*Job*
Copy out the data below verbatim.

*Recorded information*
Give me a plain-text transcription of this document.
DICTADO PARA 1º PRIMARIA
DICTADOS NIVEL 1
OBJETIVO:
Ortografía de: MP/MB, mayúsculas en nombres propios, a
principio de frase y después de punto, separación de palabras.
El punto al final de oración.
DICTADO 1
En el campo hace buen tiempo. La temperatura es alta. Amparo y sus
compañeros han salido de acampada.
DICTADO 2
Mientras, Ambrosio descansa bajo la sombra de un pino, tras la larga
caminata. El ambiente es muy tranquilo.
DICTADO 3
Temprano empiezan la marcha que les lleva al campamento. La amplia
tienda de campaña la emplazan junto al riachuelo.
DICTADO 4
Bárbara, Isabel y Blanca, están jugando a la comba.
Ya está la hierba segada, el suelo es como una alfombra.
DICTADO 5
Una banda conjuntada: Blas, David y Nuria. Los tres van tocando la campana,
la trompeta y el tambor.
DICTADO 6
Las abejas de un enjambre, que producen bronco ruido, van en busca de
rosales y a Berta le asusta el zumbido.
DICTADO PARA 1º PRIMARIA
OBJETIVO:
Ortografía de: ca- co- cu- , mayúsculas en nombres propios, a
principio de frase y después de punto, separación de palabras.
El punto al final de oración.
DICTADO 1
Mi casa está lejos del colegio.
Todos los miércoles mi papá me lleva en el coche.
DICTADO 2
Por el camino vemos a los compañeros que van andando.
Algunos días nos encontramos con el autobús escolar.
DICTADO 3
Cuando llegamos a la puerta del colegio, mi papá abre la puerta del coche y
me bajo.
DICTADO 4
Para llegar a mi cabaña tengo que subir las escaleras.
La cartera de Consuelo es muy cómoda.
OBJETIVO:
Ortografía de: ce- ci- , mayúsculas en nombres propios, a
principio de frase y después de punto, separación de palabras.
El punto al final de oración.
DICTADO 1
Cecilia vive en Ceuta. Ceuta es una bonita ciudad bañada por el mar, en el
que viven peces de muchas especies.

*Answer to this exercise*
Give me a plain-text transcription of this document.
DICTADO PARA 1º PRIMARIA
DICTADOS NIVEL 1
OBJETIVO:
Ortografía de: MP/MB, mayúsculas en nombres propios, a
principio de frase y después de punto, separación de palabras.
El punto al final de oración.
DICTADO 1
En el campo hace buen tiempo. La temperatura es alta. Amparo y sus
compañeros han salido de acampada.
DICTADO 2
Mientras, Ambrosio descansa bajo la sombra de un pino, tras la larga
caminata. El ambiente es muy tranquilo.
DICTADO 3
Temprano empiezan la marcha que les lleva al campamento. La amplia
tienda de campaña la emplazan junto al riachuelo.
DICTADO 4
Bárbara, Isabel y Blanca, están jugando a la comba.
Ya está la hierba segada, el suelo es como una alfombra.
DICTADO 5
Una banda conjuntada: Blas, David y Nuria. Los tres van tocando la campana,
la trompeta y el tambor.
DICTADO 6
Las abejas de un enjambre, que producen bronco ruido, van en busca de
rosales y a Berta le asusta el zumbido.
DICTADO PARA 1º PRIMARIA
OBJETIVO:
Ortografía de: ca- co- cu- , mayúsculas en nombres propios, a
principio de frase y después de punto, separación de palabras.
El punto al final de oración.
DICTADO 1
Mi casa está lejos del colegio.
Todos los miércoles mi papá me lleva en el coche.
DICTADO 2
Por el camino vemos a los compañeros que van andando.
Algunos días nos encontramos con el autobús escolar.
DICTADO 3
Cuando llegamos a la puerta del colegio, mi papá abre la puerta del coche y
me bajo.
DICTADO 4
Para llegar a mi cabaña tengo que subir las escaleras.
La cartera de Consuelo es muy cómoda.
OBJETIVO:
Ortografía de: ce- ci- , mayúsculas en nombres propios, a
principio de frase y después de punto, separación de palabras.
El punto al final de oración.
DICTADO 1
Cecilia vive en Ceuta. Ceuta es una bonita ciudad bañada por el mar, en el
que viven peces de muchas especies.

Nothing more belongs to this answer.